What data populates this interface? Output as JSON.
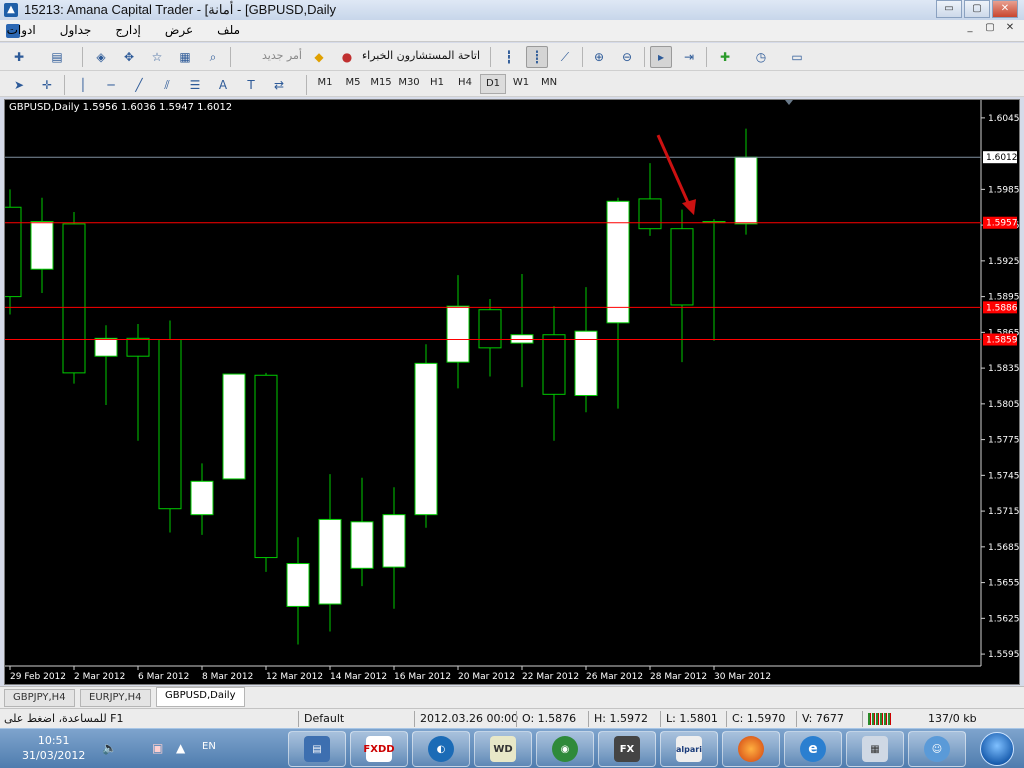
{
  "window": {
    "title": "15213: Amana Capital Trader - [أمانة - [GBPUSD,Daily",
    "buttons": [
      "▭",
      "▢",
      "✕"
    ]
  },
  "menu": {
    "items": [
      "ملف",
      "عرض",
      "إدارج",
      "جداول",
      "ادوات"
    ],
    "mdi_buttons": [
      "_",
      "▢",
      "✕"
    ]
  },
  "toolbar1": {
    "new_order_label": "أمر جديد",
    "experts_label": "اتاحة المستشارون الخبراء"
  },
  "toolbar2": {
    "timeframes": [
      "M1",
      "M5",
      "M15",
      "M30",
      "H1",
      "H4",
      "D1",
      "W1",
      "MN"
    ],
    "active_timeframe": "D1",
    "text_tool_label": "A"
  },
  "chart": {
    "header": "GBPUSD,Daily  1.5956 1.6036 1.5947 1.6012",
    "colors": {
      "background": "#000000",
      "bull_body": "#ffffff",
      "wick": "#00cc00",
      "hline": "#ff0000",
      "bid_line": "#8090a0",
      "axis_text": "#ffffff",
      "arrow": "#cc1111"
    }
  },
  "chart_data": {
    "type": "candlestick",
    "symbol": "GBPUSD",
    "timeframe": "Daily",
    "ylim": [
      1.5585,
      1.606
    ],
    "y_ticks": [
      "1.6045",
      "1.5985",
      "1.5955",
      "1.5925",
      "1.5895",
      "1.5865",
      "1.5835",
      "1.5805",
      "1.5775",
      "1.5745",
      "1.5715",
      "1.5685",
      "1.5655",
      "1.5625",
      "1.5595"
    ],
    "x_labels": [
      "29 Feb 2012",
      "2 Mar 2012",
      "6 Mar 2012",
      "8 Mar 2012",
      "12 Mar 2012",
      "14 Mar 2012",
      "16 Mar 2012",
      "20 Mar 2012",
      "22 Mar 2012",
      "26 Mar 2012",
      "28 Mar 2012",
      "30 Mar 2012"
    ],
    "candles": [
      {
        "o": 1.597,
        "h": 1.5985,
        "l": 1.588,
        "c": 1.5895
      },
      {
        "o": 1.5918,
        "h": 1.5978,
        "l": 1.5898,
        "c": 1.5958
      },
      {
        "o": 1.5956,
        "h": 1.5966,
        "l": 1.5822,
        "c": 1.5831
      },
      {
        "o": 1.5845,
        "h": 1.5871,
        "l": 1.5804,
        "c": 1.586
      },
      {
        "o": 1.586,
        "h": 1.5872,
        "l": 1.5774,
        "c": 1.5845
      },
      {
        "o": 1.5859,
        "h": 1.5875,
        "l": 1.5697,
        "c": 1.5717
      },
      {
        "o": 1.5712,
        "h": 1.5755,
        "l": 1.5695,
        "c": 1.574
      },
      {
        "o": 1.5742,
        "h": 1.583,
        "l": 1.5742,
        "c": 1.583
      },
      {
        "o": 1.5829,
        "h": 1.5831,
        "l": 1.5664,
        "c": 1.5676
      },
      {
        "o": 1.5635,
        "h": 1.5693,
        "l": 1.5603,
        "c": 1.5671
      },
      {
        "o": 1.5637,
        "h": 1.5746,
        "l": 1.5614,
        "c": 1.5708
      },
      {
        "o": 1.5667,
        "h": 1.5743,
        "l": 1.5652,
        "c": 1.5706
      },
      {
        "o": 1.5668,
        "h": 1.5735,
        "l": 1.5633,
        "c": 1.5712
      },
      {
        "o": 1.5712,
        "h": 1.5855,
        "l": 1.5701,
        "c": 1.5839
      },
      {
        "o": 1.584,
        "h": 1.5913,
        "l": 1.5818,
        "c": 1.5887
      },
      {
        "o": 1.5884,
        "h": 1.5893,
        "l": 1.5828,
        "c": 1.5852
      },
      {
        "o": 1.5856,
        "h": 1.5914,
        "l": 1.5819,
        "c": 1.5863
      },
      {
        "o": 1.5863,
        "h": 1.5887,
        "l": 1.5774,
        "c": 1.5813
      },
      {
        "o": 1.5812,
        "h": 1.5903,
        "l": 1.5798,
        "c": 1.5866
      },
      {
        "o": 1.5873,
        "h": 1.5978,
        "l": 1.5801,
        "c": 1.5975
      },
      {
        "o": 1.5977,
        "h": 1.6007,
        "l": 1.5946,
        "c": 1.5952
      },
      {
        "o": 1.5952,
        "h": 1.5968,
        "l": 1.584,
        "c": 1.5888
      },
      {
        "o": 1.5958,
        "h": 1.596,
        "l": 1.5858,
        "c": 1.5958
      },
      {
        "o": 1.5956,
        "h": 1.6036,
        "l": 1.5947,
        "c": 1.6012
      }
    ],
    "horizontal_lines": [
      {
        "value": 1.5957,
        "label": "1.5957",
        "color": "#ff0000"
      },
      {
        "value": 1.5886,
        "label": "1.5886",
        "color": "#ff0000"
      },
      {
        "value": 1.5859,
        "label": "1.5859",
        "color": "#ff0000"
      }
    ],
    "bid_line": {
      "value": 1.6012,
      "label": "1.6012"
    },
    "annotations": [
      {
        "type": "arrow",
        "color": "#cc1111",
        "pointing_to_candle_index": 22
      }
    ]
  },
  "tabs": {
    "items": [
      "GBPJPY,H4",
      "EURJPY,H4",
      "GBPUSD,Daily"
    ],
    "active": "GBPUSD,Daily"
  },
  "status": {
    "help": "للمساعدة، اضغط على F1",
    "profile": "Default",
    "datetime": "2012.03.26 00:00",
    "open": "O: 1.5876",
    "high": "H: 1.5972",
    "low": "L: 1.5801",
    "close": "C: 1.5970",
    "volume": "V: 7677",
    "traffic": "137/0 kb"
  },
  "taskbar": {
    "time": "10:51",
    "date": "31/03/2012",
    "lang": "EN",
    "apps": [
      "FXDD",
      "WD",
      "FX",
      "alpari"
    ]
  }
}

Aim of the task: Each entry shown above must be quoted exactly, with its pictures left out.

The reply:
What data populates this interface? Output as JSON.
{
  "window": {
    "title": "15213: Amana Capital Trader - [أمانة - [GBPUSD,Daily",
    "buttons": [
      "▭",
      "▢",
      "✕"
    ]
  },
  "menu": {
    "items": [
      "ملف",
      "عرض",
      "إدارج",
      "جداول",
      "ادوات"
    ],
    "mdi_buttons": [
      "_",
      "▢",
      "✕"
    ]
  },
  "toolbar1": {
    "new_order_label": "أمر جديد",
    "experts_label": "اتاحة المستشارون الخبراء"
  },
  "toolbar2": {
    "timeframes": [
      "M1",
      "M5",
      "M15",
      "M30",
      "H1",
      "H4",
      "D1",
      "W1",
      "MN"
    ],
    "active_timeframe": "D1",
    "text_tool_label": "A"
  },
  "chart": {
    "header": "GBPUSD,Daily  1.5956 1.6036 1.5947 1.6012",
    "colors": {
      "background": "#000000",
      "bull_body": "#ffffff",
      "wick": "#00cc00",
      "hline": "#ff0000",
      "bid_line": "#8090a0",
      "axis_text": "#ffffff",
      "arrow": "#cc1111"
    }
  },
  "chart_data": {
    "type": "candlestick",
    "symbol": "GBPUSD",
    "timeframe": "Daily",
    "ylim": [
      1.5585,
      1.606
    ],
    "y_ticks": [
      "1.6045",
      "1.5985",
      "1.5955",
      "1.5925",
      "1.5895",
      "1.5865",
      "1.5835",
      "1.5805",
      "1.5775",
      "1.5745",
      "1.5715",
      "1.5685",
      "1.5655",
      "1.5625",
      "1.5595"
    ],
    "x_labels": [
      "29 Feb 2012",
      "2 Mar 2012",
      "6 Mar 2012",
      "8 Mar 2012",
      "12 Mar 2012",
      "14 Mar 2012",
      "16 Mar 2012",
      "20 Mar 2012",
      "22 Mar 2012",
      "26 Mar 2012",
      "28 Mar 2012",
      "30 Mar 2012"
    ],
    "candles": [
      {
        "o": 1.597,
        "h": 1.5985,
        "l": 1.588,
        "c": 1.5895
      },
      {
        "o": 1.5918,
        "h": 1.5978,
        "l": 1.5898,
        "c": 1.5958
      },
      {
        "o": 1.5956,
        "h": 1.5966,
        "l": 1.5822,
        "c": 1.5831
      },
      {
        "o": 1.5845,
        "h": 1.5871,
        "l": 1.5804,
        "c": 1.586
      },
      {
        "o": 1.586,
        "h": 1.5872,
        "l": 1.5774,
        "c": 1.5845
      },
      {
        "o": 1.5859,
        "h": 1.5875,
        "l": 1.5697,
        "c": 1.5717
      },
      {
        "o": 1.5712,
        "h": 1.5755,
        "l": 1.5695,
        "c": 1.574
      },
      {
        "o": 1.5742,
        "h": 1.583,
        "l": 1.5742,
        "c": 1.583
      },
      {
        "o": 1.5829,
        "h": 1.5831,
        "l": 1.5664,
        "c": 1.5676
      },
      {
        "o": 1.5635,
        "h": 1.5693,
        "l": 1.5603,
        "c": 1.5671
      },
      {
        "o": 1.5637,
        "h": 1.5746,
        "l": 1.5614,
        "c": 1.5708
      },
      {
        "o": 1.5667,
        "h": 1.5743,
        "l": 1.5652,
        "c": 1.5706
      },
      {
        "o": 1.5668,
        "h": 1.5735,
        "l": 1.5633,
        "c": 1.5712
      },
      {
        "o": 1.5712,
        "h": 1.5855,
        "l": 1.5701,
        "c": 1.5839
      },
      {
        "o": 1.584,
        "h": 1.5913,
        "l": 1.5818,
        "c": 1.5887
      },
      {
        "o": 1.5884,
        "h": 1.5893,
        "l": 1.5828,
        "c": 1.5852
      },
      {
        "o": 1.5856,
        "h": 1.5914,
        "l": 1.5819,
        "c": 1.5863
      },
      {
        "o": 1.5863,
        "h": 1.5887,
        "l": 1.5774,
        "c": 1.5813
      },
      {
        "o": 1.5812,
        "h": 1.5903,
        "l": 1.5798,
        "c": 1.5866
      },
      {
        "o": 1.5873,
        "h": 1.5978,
        "l": 1.5801,
        "c": 1.5975
      },
      {
        "o": 1.5977,
        "h": 1.6007,
        "l": 1.5946,
        "c": 1.5952
      },
      {
        "o": 1.5952,
        "h": 1.5968,
        "l": 1.584,
        "c": 1.5888
      },
      {
        "o": 1.5958,
        "h": 1.596,
        "l": 1.5858,
        "c": 1.5958
      },
      {
        "o": 1.5956,
        "h": 1.6036,
        "l": 1.5947,
        "c": 1.6012
      }
    ],
    "horizontal_lines": [
      {
        "value": 1.5957,
        "label": "1.5957",
        "color": "#ff0000"
      },
      {
        "value": 1.5886,
        "label": "1.5886",
        "color": "#ff0000"
      },
      {
        "value": 1.5859,
        "label": "1.5859",
        "color": "#ff0000"
      }
    ],
    "bid_line": {
      "value": 1.6012,
      "label": "1.6012"
    },
    "annotations": [
      {
        "type": "arrow",
        "color": "#cc1111",
        "pointing_to_candle_index": 22
      }
    ]
  },
  "tabs": {
    "items": [
      "GBPJPY,H4",
      "EURJPY,H4",
      "GBPUSD,Daily"
    ],
    "active": "GBPUSD,Daily"
  },
  "status": {
    "help": "للمساعدة، اضغط على F1",
    "profile": "Default",
    "datetime": "2012.03.26 00:00",
    "open": "O: 1.5876",
    "high": "H: 1.5972",
    "low": "L: 1.5801",
    "close": "C: 1.5970",
    "volume": "V: 7677",
    "traffic": "137/0 kb"
  },
  "taskbar": {
    "time": "10:51",
    "date": "31/03/2012",
    "lang": "EN",
    "apps": [
      "FXDD",
      "WD",
      "FX",
      "alpari"
    ]
  }
}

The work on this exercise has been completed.